══ Material provided
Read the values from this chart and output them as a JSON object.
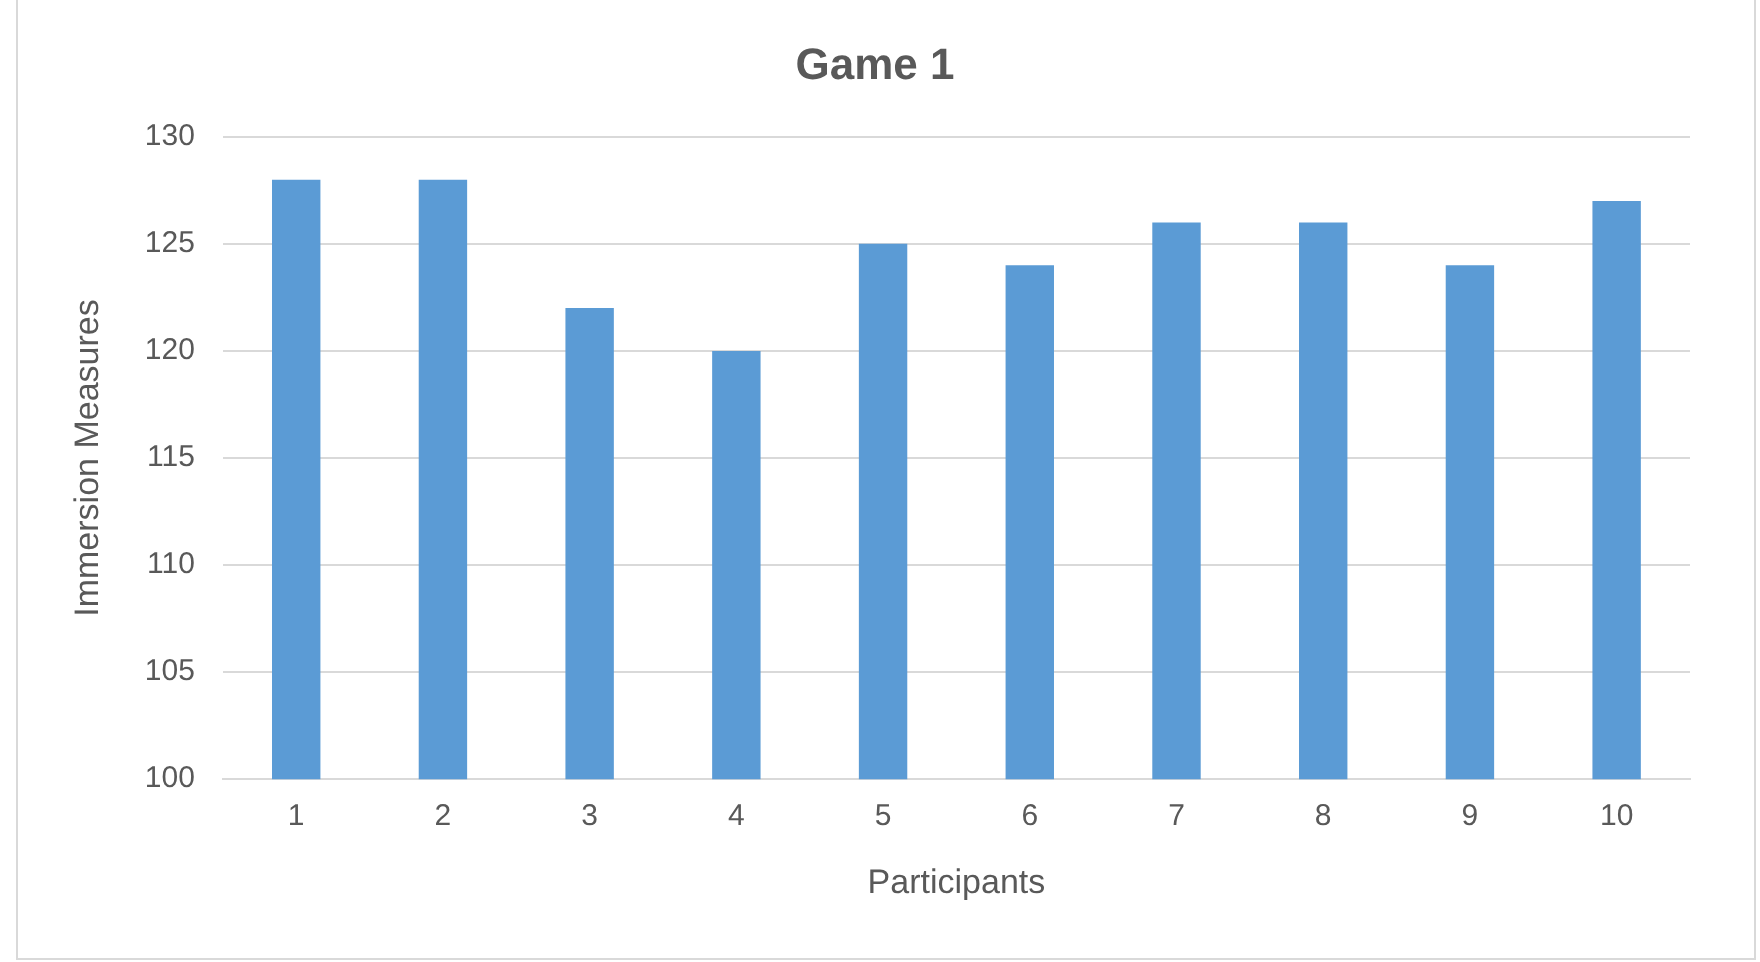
{
  "chart_data": {
    "type": "bar",
    "title": "Game 1",
    "xlabel": "Participants",
    "ylabel": "Immersion Measures",
    "categories": [
      "1",
      "2",
      "3",
      "4",
      "5",
      "6",
      "7",
      "8",
      "9",
      "10"
    ],
    "values": [
      128,
      128,
      122,
      120,
      125,
      124,
      126,
      126,
      124,
      127
    ],
    "color": "#5b9bd5",
    "ylim": [
      100,
      130
    ],
    "yticks": [
      100,
      105,
      110,
      115,
      120,
      125,
      130
    ],
    "grid": "y",
    "legend": false
  }
}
════
Reproduce the records verbatim, omitting all images they contain.

» Output of the exercise
Read the values from this chart and output them as a JSON object.
{
  "chart_data": {
    "type": "bar",
    "title": "Game 1",
    "xlabel": "Participants",
    "ylabel": "Immersion Measures",
    "categories": [
      "1",
      "2",
      "3",
      "4",
      "5",
      "6",
      "7",
      "8",
      "9",
      "10"
    ],
    "values": [
      128,
      128,
      122,
      120,
      125,
      124,
      126,
      126,
      124,
      127
    ],
    "color": "#5b9bd5",
    "ylim": [
      100,
      130
    ],
    "yticks": [
      100,
      105,
      110,
      115,
      120,
      125,
      130
    ],
    "grid": "y",
    "legend": false
  }
}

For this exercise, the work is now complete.